---------- Source material

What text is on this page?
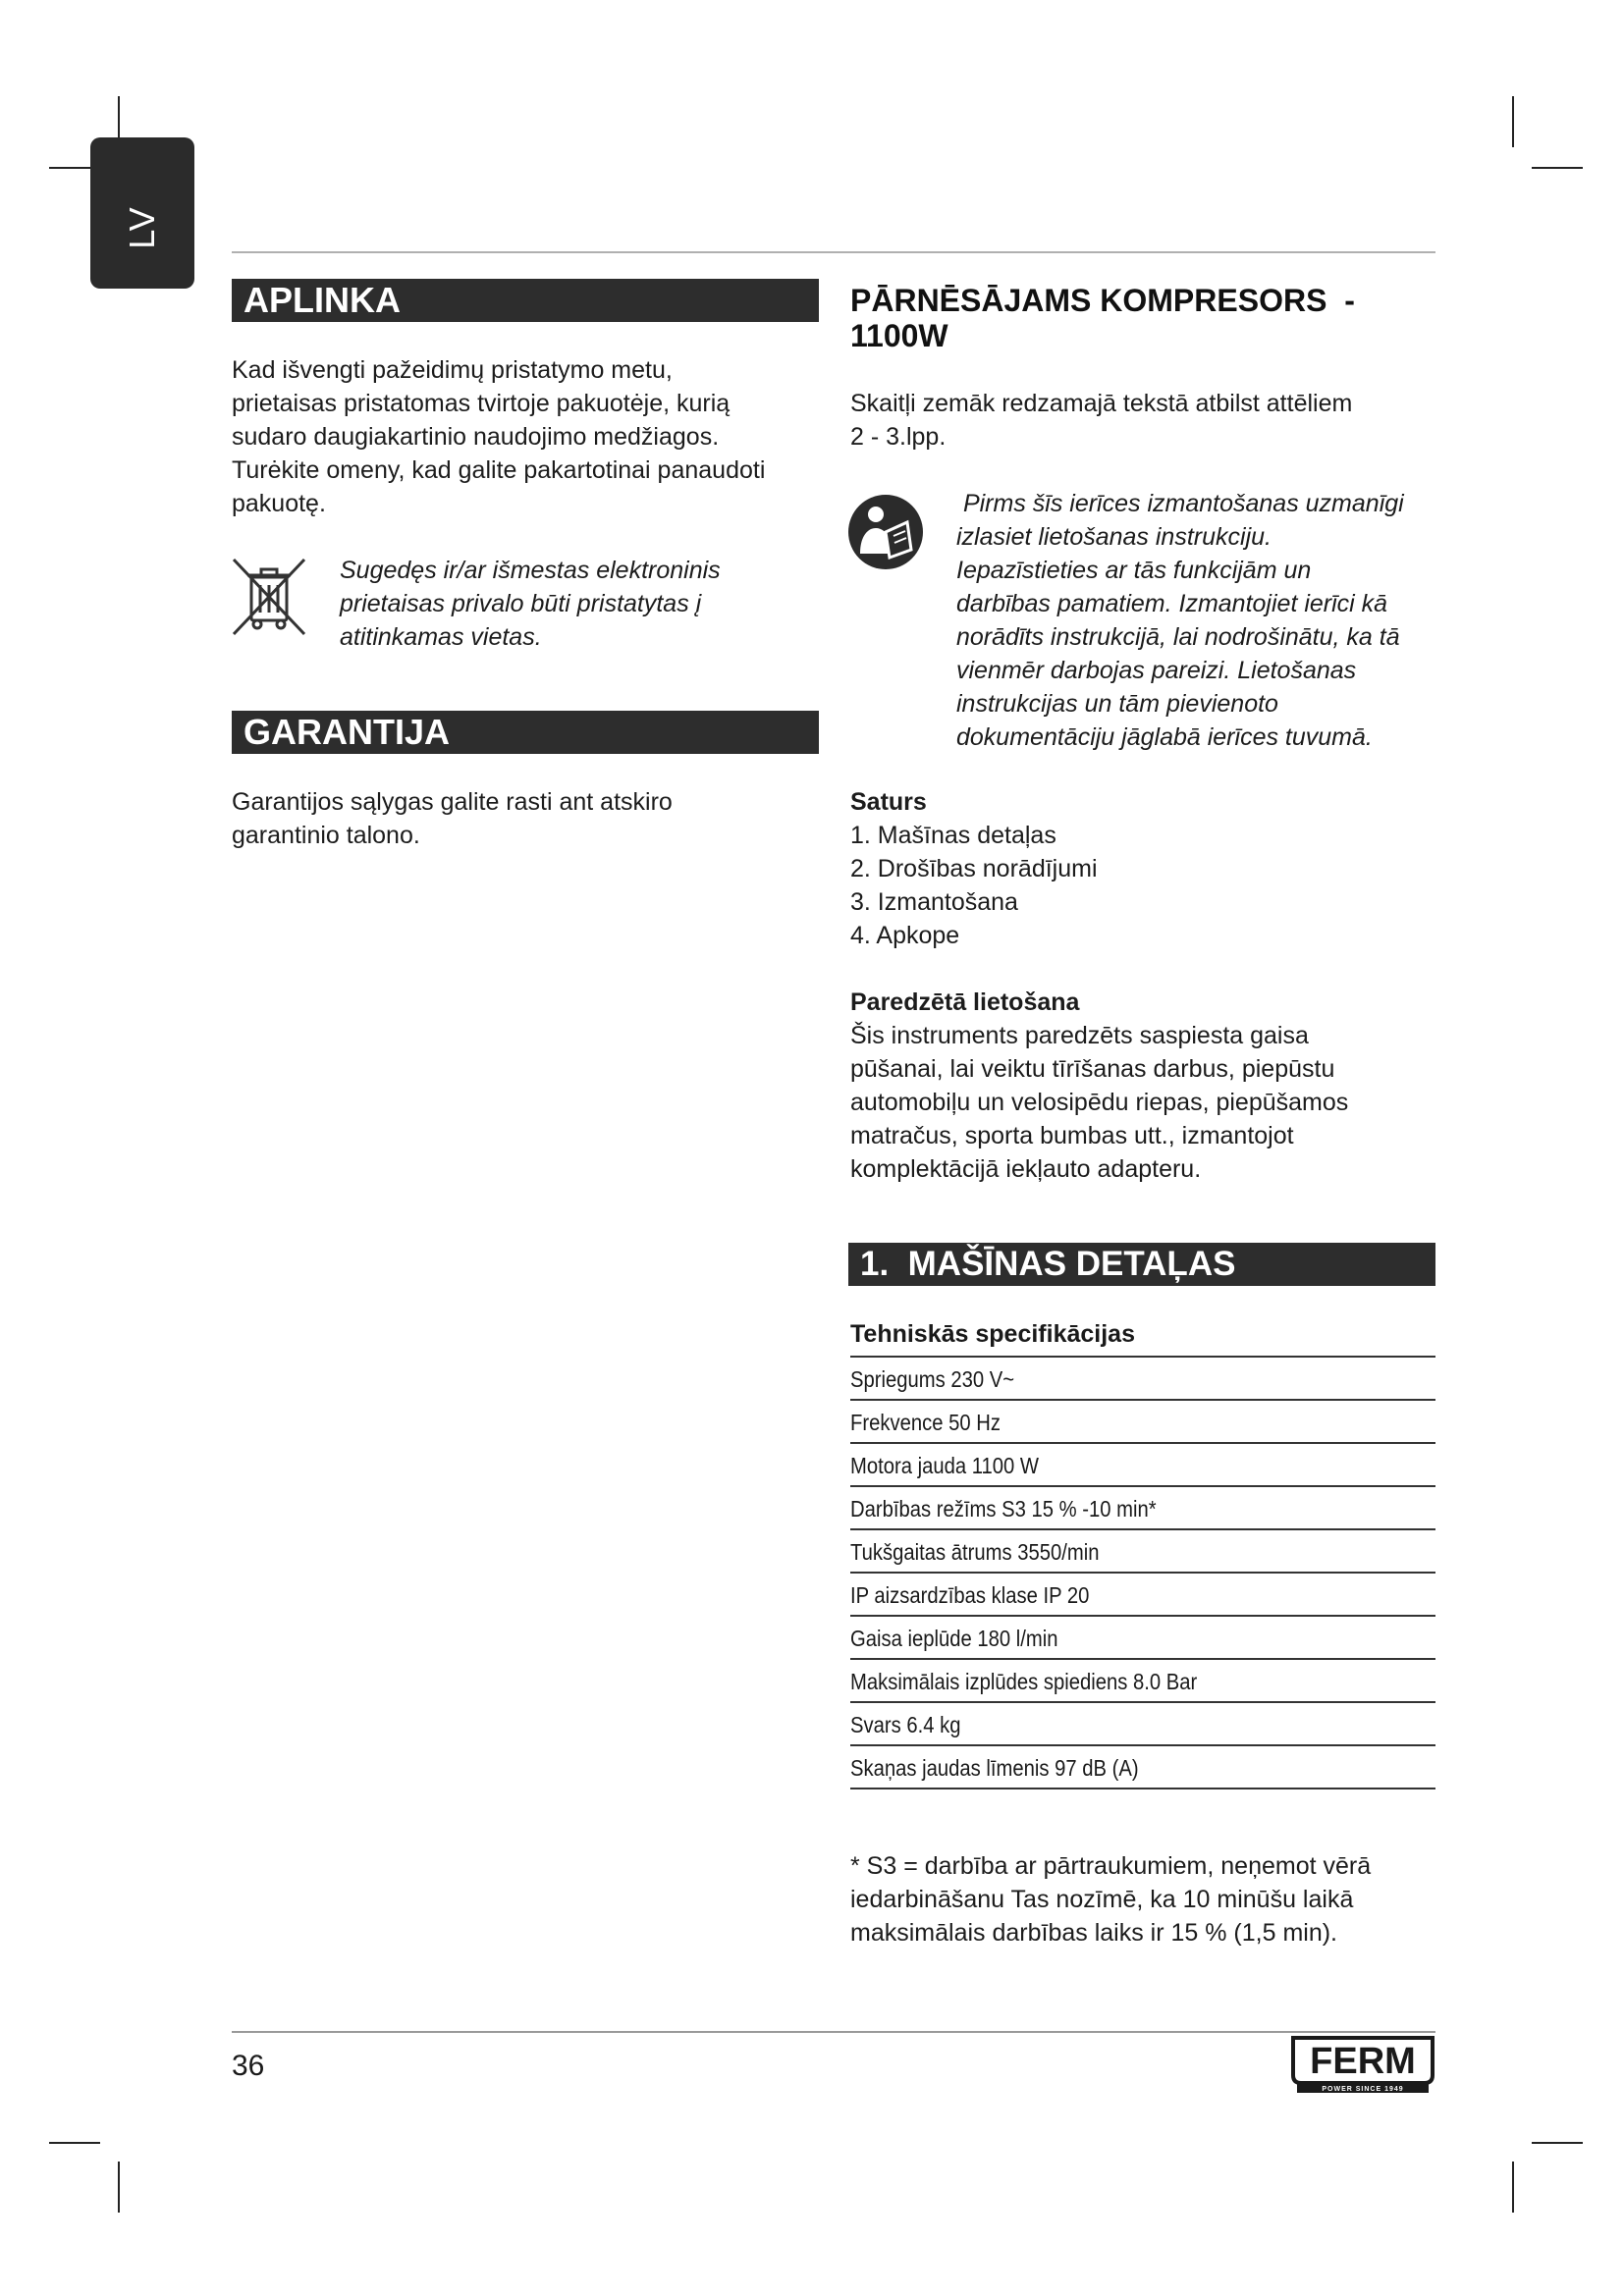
LV
APLINKA

Kad išvengti pažeidimų pristatymo metu,
prietaisas pristatomas tvirtoje pakuotėje, kurią
sudaro daugiakartinio naudojimo medžiagos.
Turėkite omeny, kad galite pakartotinai panaudoti
pakuotę.

Sugedęs ir/ar išmestas elektroninis
prietaisas privalo būti pristatytas į
atitinkamas vietas.

GARANTIJA

Garantijos sąlygas galite rasti ant atskiro
garantinio talono.

PĀRNĒSĀJAMS KOMPRESORS  -
1100W

Skaitļi zemāk redzamajā tekstā atbilst attēliem
2 - 3.lpp.

Pirms šīs ierīces izmantošanas uzmanīgi
izlasiet lietošanas instrukciju.
Iepazīstieties ar tās funkcijām un
darbības pamatiem. Izmantojiet ierīci kā
norādīts instrukcijā, lai nodrošinātu, ka tā
vienmēr darbojas pareizi. Lietošanas
instrukcijas un tām pievienoto
dokumentāciju jāglabā ierīces tuvumā.

Saturs
1. Mašīnas detaļas
2. Drošības norādījumi
3. Izmantošana
4. Apkope

Paredzētā lietošana
Šis instruments paredzēts saspiesta gaisa
pūšanai, lai veiktu tīrīšanas darbus, piepūstu
automobiļu un velosipēdu riepas, piepūšamos
matračus, sporta bumbas utt., izmantojot
komplektācijā iekļauto adapteru.

1.  MAŠĪNAS DETAĻAS
Tehniskās specifikācijas
Spriegums 230 V~
Frekvence 50 Hz
Motora jauda 1100 W
Darbības režīms S3 15 % -10 min*
Tukšgaitas ātrums 3550/min
IP aizsardzības klase IP 20
Gaisa ieplūde 180 l/min
Maksimālais izplūdes spiediens 8.0 Bar
Svars 6.4 kg
Skaņas jaudas līmenis 97 dB (A)

* S3 = darbība ar pārtraukumiem, neņemot vērā
iedarbināšanu Tas nozīmē, ka 10 minūšu laikā
maksimālais darbības laiks ir 15 % (1,5 min).

36	FERM
POWER SINCE 1949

--------------------

**Required task**: Strip out the pictures and quote the remaining data word for word.

**The result**:
What text is on this page?
LV
APLINKA

Kad išvengti pažeidimų pristatymo metu,
prietaisas pristatomas tvirtoje pakuotėje, kurią
sudaro daugiakartinio naudojimo medžiagos.
Turėkite omeny, kad galite pakartotinai panaudoti
pakuotę.

Sugedęs ir/ar išmestas elektroninis
prietaisas privalo būti pristatytas į
atitinkamas vietas.

GARANTIJA

Garantijos sąlygas galite rasti ant atskiro
garantinio talono.

PĀRNĒSĀJAMS KOMPRESORS  -
1100W

Skaitļi zemāk redzamajā tekstā atbilst attēliem
2 - 3.lpp.

Pirms šīs ierīces izmantošanas uzmanīgi
izlasiet lietošanas instrukciju.
Iepazīstieties ar tās funkcijām un
darbības pamatiem. Izmantojiet ierīci kā
norādīts instrukcijā, lai nodrošinātu, ka tā
vienmēr darbojas pareizi. Lietošanas
instrukcijas un tām pievienoto
dokumentāciju jāglabā ierīces tuvumā.

Saturs
1. Mašīnas detaļas
2. Drošības norādījumi
3. Izmantošana
4. Apkope

Paredzētā lietošana
Šis instruments paredzēts saspiesta gaisa
pūšanai, lai veiktu tīrīšanas darbus, piepūstu
automobiļu un velosipēdu riepas, piepūšamos
matračus, sporta bumbas utt., izmantojot
komplektācijā iekļauto adapteru.

1.  MAŠĪNAS DETAĻAS
Tehniskās specifikācijas
Spriegums 230 V~
Frekvence 50 Hz
Motora jauda 1100 W
Darbības režīms S3 15 % -10 min*
Tukšgaitas ātrums 3550/min
IP aizsardzības klase IP 20
Gaisa ieplūde 180 l/min
Maksimālais izplūdes spiediens 8.0 Bar
Svars 6.4 kg
Skaņas jaudas līmenis 97 dB (A)

* S3 = darbība ar pārtraukumiem, neņemot vērā
iedarbināšanu Tas nozīmē, ka 10 minūšu laikā
maksimālais darbības laiks ir 15 % (1,5 min).

36	FERM
POWER SINCE 1949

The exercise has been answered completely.